• DIRECTION: Return every record below exactly as written, omitting any pictures.

• INFORMATION GIVEN:
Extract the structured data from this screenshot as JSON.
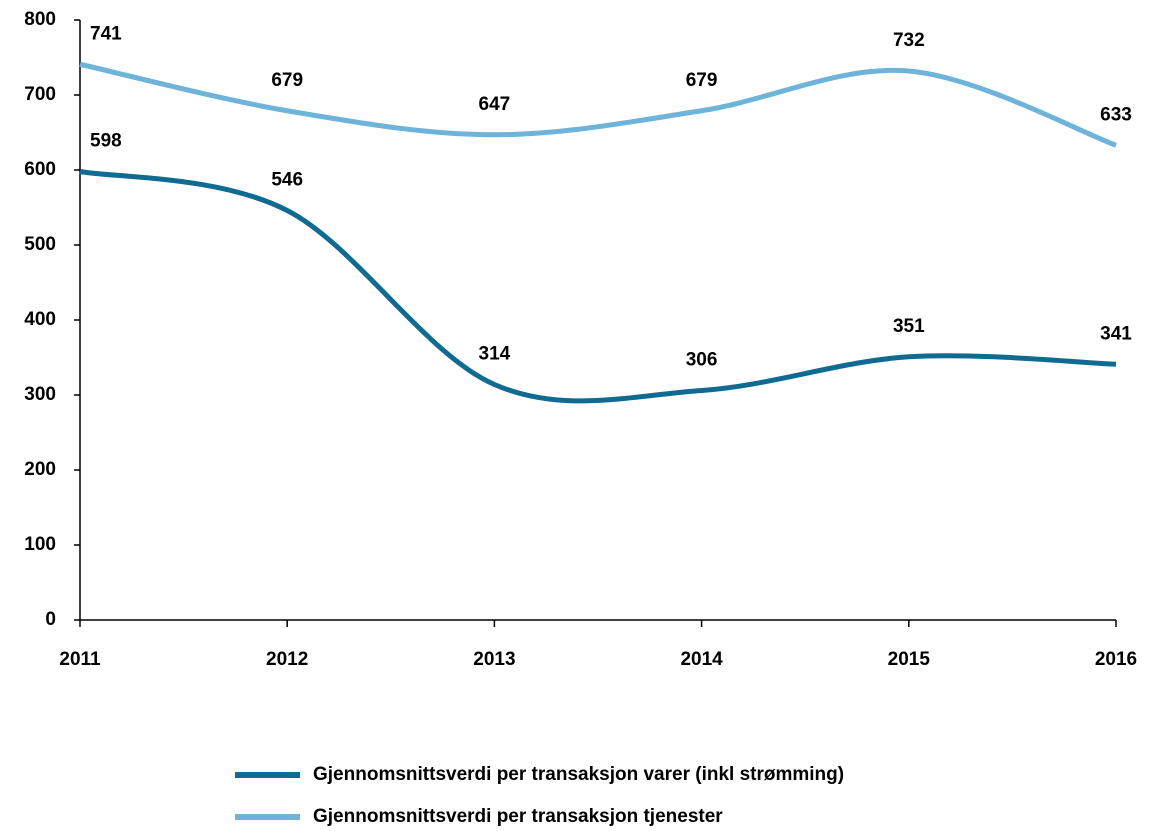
{
  "chart_data": {
    "type": "line",
    "x": [
      2011,
      2012,
      2013,
      2014,
      2015,
      2016
    ],
    "xlim": [
      2011,
      2016
    ],
    "xticks": [
      2011,
      2012,
      2013,
      2014,
      2015,
      2016
    ],
    "ylim": [
      0,
      800
    ],
    "yticks": [
      0,
      100,
      200,
      300,
      400,
      500,
      600,
      700,
      800
    ],
    "grid": false,
    "legend": "bottom",
    "data_labels": true,
    "series": [
      {
        "name": "Gjennomsnittsverdi per transaksjon varer (inkl strømming)",
        "color": "#106b92",
        "values": [
          598,
          546,
          314,
          306,
          351,
          341
        ]
      },
      {
        "name": "Gjennomsnittsverdi per transaksjon tjenester",
        "color": "#6db3da",
        "values": [
          741,
          679,
          647,
          679,
          732,
          633
        ]
      }
    ]
  }
}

• THE OUTPUT:
Extract the structured data from this screenshot as JSON.
{
  "chart_data": {
    "type": "line",
    "x": [
      2011,
      2012,
      2013,
      2014,
      2015,
      2016
    ],
    "xlim": [
      2011,
      2016
    ],
    "xticks": [
      2011,
      2012,
      2013,
      2014,
      2015,
      2016
    ],
    "ylim": [
      0,
      800
    ],
    "yticks": [
      0,
      100,
      200,
      300,
      400,
      500,
      600,
      700,
      800
    ],
    "grid": false,
    "legend": "bottom",
    "data_labels": true,
    "series": [
      {
        "name": "Gjennomsnittsverdi per transaksjon varer (inkl strømming)",
        "color": "#106b92",
        "values": [
          598,
          546,
          314,
          306,
          351,
          341
        ]
      },
      {
        "name": "Gjennomsnittsverdi per transaksjon tjenester",
        "color": "#6db3da",
        "values": [
          741,
          679,
          647,
          679,
          732,
          633
        ]
      }
    ]
  }
}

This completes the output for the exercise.